* Directive
Exclude the pictures, then repeat the remaining data exactly.

* The input
────────────────
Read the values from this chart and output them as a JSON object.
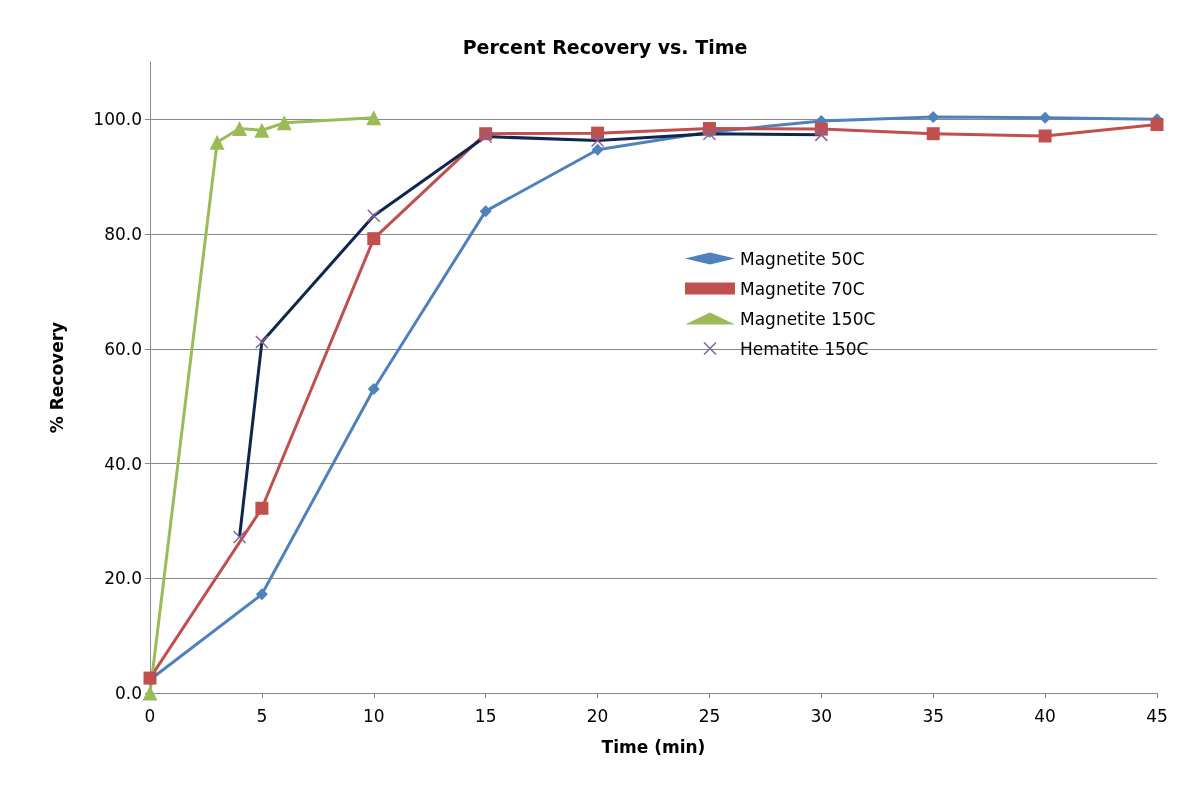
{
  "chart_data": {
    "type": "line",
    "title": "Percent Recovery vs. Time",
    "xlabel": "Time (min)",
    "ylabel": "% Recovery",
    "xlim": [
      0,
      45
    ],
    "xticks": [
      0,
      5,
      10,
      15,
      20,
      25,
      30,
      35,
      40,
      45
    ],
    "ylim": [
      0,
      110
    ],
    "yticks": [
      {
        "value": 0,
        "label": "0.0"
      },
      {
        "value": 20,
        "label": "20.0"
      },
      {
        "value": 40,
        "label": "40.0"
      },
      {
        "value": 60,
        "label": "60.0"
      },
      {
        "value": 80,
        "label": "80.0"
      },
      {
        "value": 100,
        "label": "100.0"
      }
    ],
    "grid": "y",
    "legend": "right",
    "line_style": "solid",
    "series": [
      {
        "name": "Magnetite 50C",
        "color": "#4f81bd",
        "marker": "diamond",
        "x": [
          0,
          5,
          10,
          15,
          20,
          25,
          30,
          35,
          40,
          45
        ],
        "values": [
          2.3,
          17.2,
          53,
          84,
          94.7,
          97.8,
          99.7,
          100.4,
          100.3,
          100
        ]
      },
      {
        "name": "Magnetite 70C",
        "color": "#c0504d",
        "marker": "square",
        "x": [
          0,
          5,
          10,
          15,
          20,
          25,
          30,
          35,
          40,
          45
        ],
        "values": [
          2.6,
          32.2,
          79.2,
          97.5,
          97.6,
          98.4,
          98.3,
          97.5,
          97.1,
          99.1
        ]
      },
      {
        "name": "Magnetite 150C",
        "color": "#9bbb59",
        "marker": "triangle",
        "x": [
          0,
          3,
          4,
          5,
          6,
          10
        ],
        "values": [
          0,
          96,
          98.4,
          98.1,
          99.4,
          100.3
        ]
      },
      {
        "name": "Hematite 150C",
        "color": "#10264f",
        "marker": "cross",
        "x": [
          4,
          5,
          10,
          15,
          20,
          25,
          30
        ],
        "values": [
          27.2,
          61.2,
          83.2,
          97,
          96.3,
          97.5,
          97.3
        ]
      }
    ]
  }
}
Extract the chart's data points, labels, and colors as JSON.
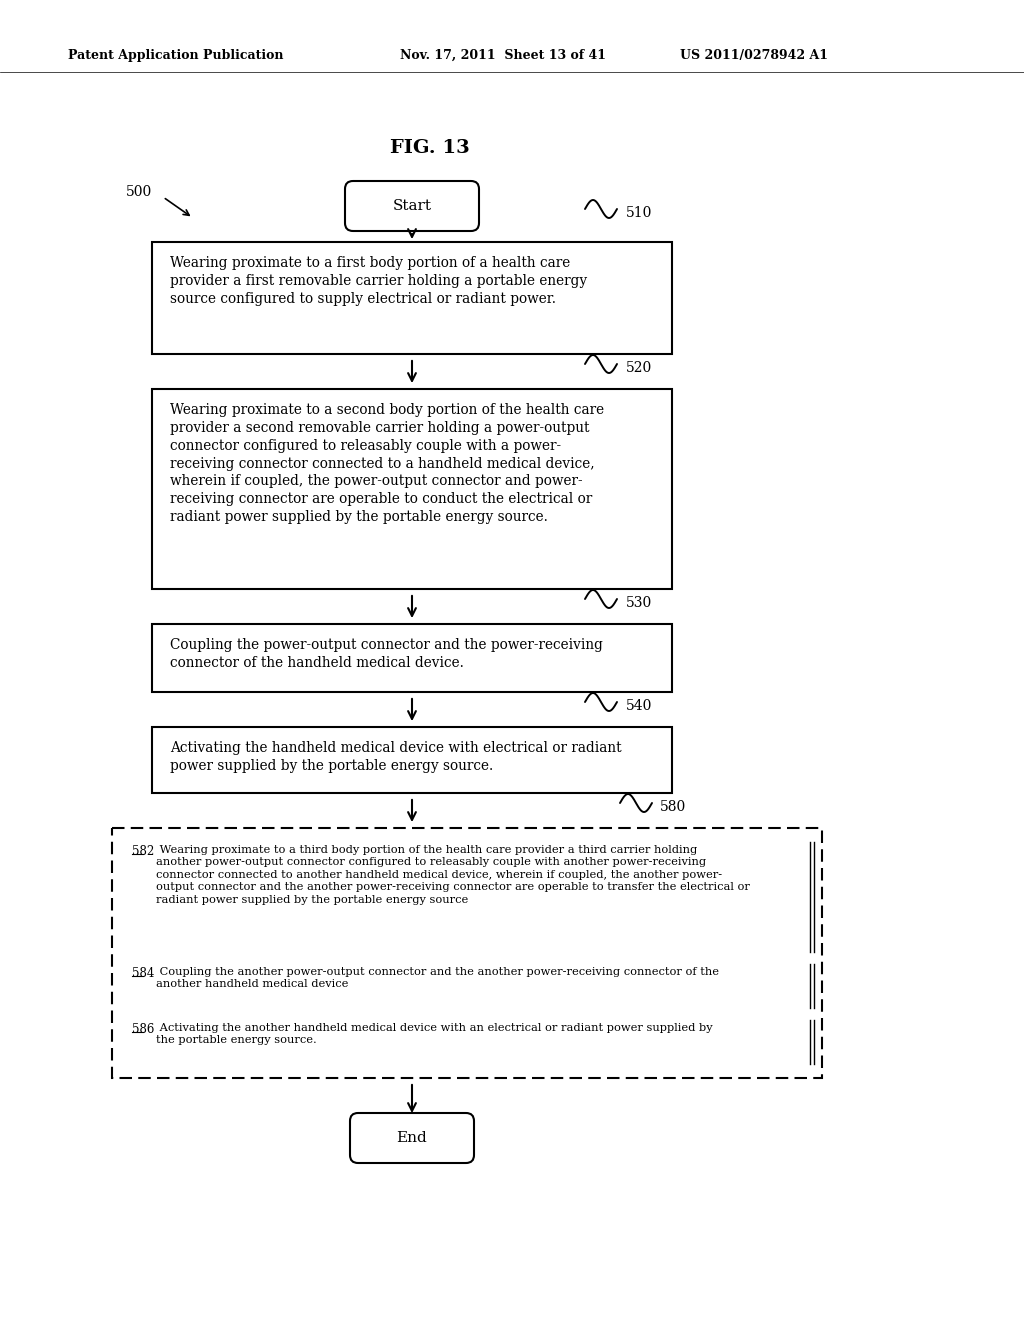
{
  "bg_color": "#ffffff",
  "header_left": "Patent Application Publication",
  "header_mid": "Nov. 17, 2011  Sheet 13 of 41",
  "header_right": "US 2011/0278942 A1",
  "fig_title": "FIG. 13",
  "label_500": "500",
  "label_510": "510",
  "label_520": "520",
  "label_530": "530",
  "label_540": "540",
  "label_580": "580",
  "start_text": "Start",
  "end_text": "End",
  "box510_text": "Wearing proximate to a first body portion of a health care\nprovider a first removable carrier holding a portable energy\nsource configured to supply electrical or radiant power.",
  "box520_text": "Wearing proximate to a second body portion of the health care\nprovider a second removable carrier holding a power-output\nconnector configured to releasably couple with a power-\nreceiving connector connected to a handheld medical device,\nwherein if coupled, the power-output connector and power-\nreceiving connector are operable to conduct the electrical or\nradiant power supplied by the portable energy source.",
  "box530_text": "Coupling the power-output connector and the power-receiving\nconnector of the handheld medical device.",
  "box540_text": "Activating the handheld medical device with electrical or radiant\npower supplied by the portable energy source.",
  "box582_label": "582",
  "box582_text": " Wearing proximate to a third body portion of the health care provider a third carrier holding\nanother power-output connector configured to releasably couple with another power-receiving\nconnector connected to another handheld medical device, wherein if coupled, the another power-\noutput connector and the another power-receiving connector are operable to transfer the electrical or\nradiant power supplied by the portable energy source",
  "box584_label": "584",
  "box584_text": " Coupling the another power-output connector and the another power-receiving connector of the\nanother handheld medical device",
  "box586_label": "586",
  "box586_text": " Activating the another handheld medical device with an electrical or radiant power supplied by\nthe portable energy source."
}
────────────────
* Expected answer
Read the values from this chart and output them as a JSON object.
{
  "chart_data": {
    "type": "line",
    "title": "Percent Recovery vs. Time",
    "xlabel": "Time (min)",
    "ylabel": "% Recovery",
    "xlim": [
      0,
      45
    ],
    "xticks": [
      0,
      5,
      10,
      15,
      20,
      25,
      30,
      35,
      40,
      45
    ],
    "ylim": [
      0,
      110
    ],
    "yticks": [
      {
        "value": 0,
        "label": "0.0"
      },
      {
        "value": 20,
        "label": "20.0"
      },
      {
        "value": 40,
        "label": "40.0"
      },
      {
        "value": 60,
        "label": "60.0"
      },
      {
        "value": 80,
        "label": "80.0"
      },
      {
        "value": 100,
        "label": "100.0"
      }
    ],
    "grid": "y",
    "legend": "right",
    "line_style": "solid",
    "series": [
      {
        "name": "Magnetite 50C",
        "color": "#4f81bd",
        "marker": "diamond",
        "x": [
          0,
          5,
          10,
          15,
          20,
          25,
          30,
          35,
          40,
          45
        ],
        "values": [
          2.3,
          17.2,
          53,
          84,
          94.7,
          97.8,
          99.7,
          100.4,
          100.3,
          100
        ]
      },
      {
        "name": "Magnetite 70C",
        "color": "#c0504d",
        "marker": "square",
        "x": [
          0,
          5,
          10,
          15,
          20,
          25,
          30,
          35,
          40,
          45
        ],
        "values": [
          2.6,
          32.2,
          79.2,
          97.5,
          97.6,
          98.4,
          98.3,
          97.5,
          97.1,
          99.1
        ]
      },
      {
        "name": "Magnetite 150C",
        "color": "#9bbb59",
        "marker": "triangle",
        "x": [
          0,
          3,
          4,
          5,
          6,
          10
        ],
        "values": [
          0,
          96,
          98.4,
          98.1,
          99.4,
          100.3
        ]
      },
      {
        "name": "Hematite 150C",
        "color": "#10264f",
        "marker": "cross",
        "x": [
          4,
          5,
          10,
          15,
          20,
          25,
          30
        ],
        "values": [
          27.2,
          61.2,
          83.2,
          97,
          96.3,
          97.5,
          97.3
        ]
      }
    ]
  }
}
Extract the chart's data points, labels, and colors as JSON.
{
  "bg_color": "#ffffff",
  "header_left": "Patent Application Publication",
  "header_mid": "Nov. 17, 2011  Sheet 13 of 41",
  "header_right": "US 2011/0278942 A1",
  "fig_title": "FIG. 13",
  "label_500": "500",
  "label_510": "510",
  "label_520": "520",
  "label_530": "530",
  "label_540": "540",
  "label_580": "580",
  "start_text": "Start",
  "end_text": "End",
  "box510_text": "Wearing proximate to a first body portion of a health care\nprovider a first removable carrier holding a portable energy\nsource configured to supply electrical or radiant power.",
  "box520_text": "Wearing proximate to a second body portion of the health care\nprovider a second removable carrier holding a power-output\nconnector configured to releasably couple with a power-\nreceiving connector connected to a handheld medical device,\nwherein if coupled, the power-output connector and power-\nreceiving connector are operable to conduct the electrical or\nradiant power supplied by the portable energy source.",
  "box530_text": "Coupling the power-output connector and the power-receiving\nconnector of the handheld medical device.",
  "box540_text": "Activating the handheld medical device with electrical or radiant\npower supplied by the portable energy source.",
  "box582_label": "582",
  "box582_text": " Wearing proximate to a third body portion of the health care provider a third carrier holding\nanother power-output connector configured to releasably couple with another power-receiving\nconnector connected to another handheld medical device, wherein if coupled, the another power-\noutput connector and the another power-receiving connector are operable to transfer the electrical or\nradiant power supplied by the portable energy source",
  "box584_label": "584",
  "box584_text": " Coupling the another power-output connector and the another power-receiving connector of the\nanother handheld medical device",
  "box586_label": "586",
  "box586_text": " Activating the another handheld medical device with an electrical or radiant power supplied by\nthe portable energy source."
}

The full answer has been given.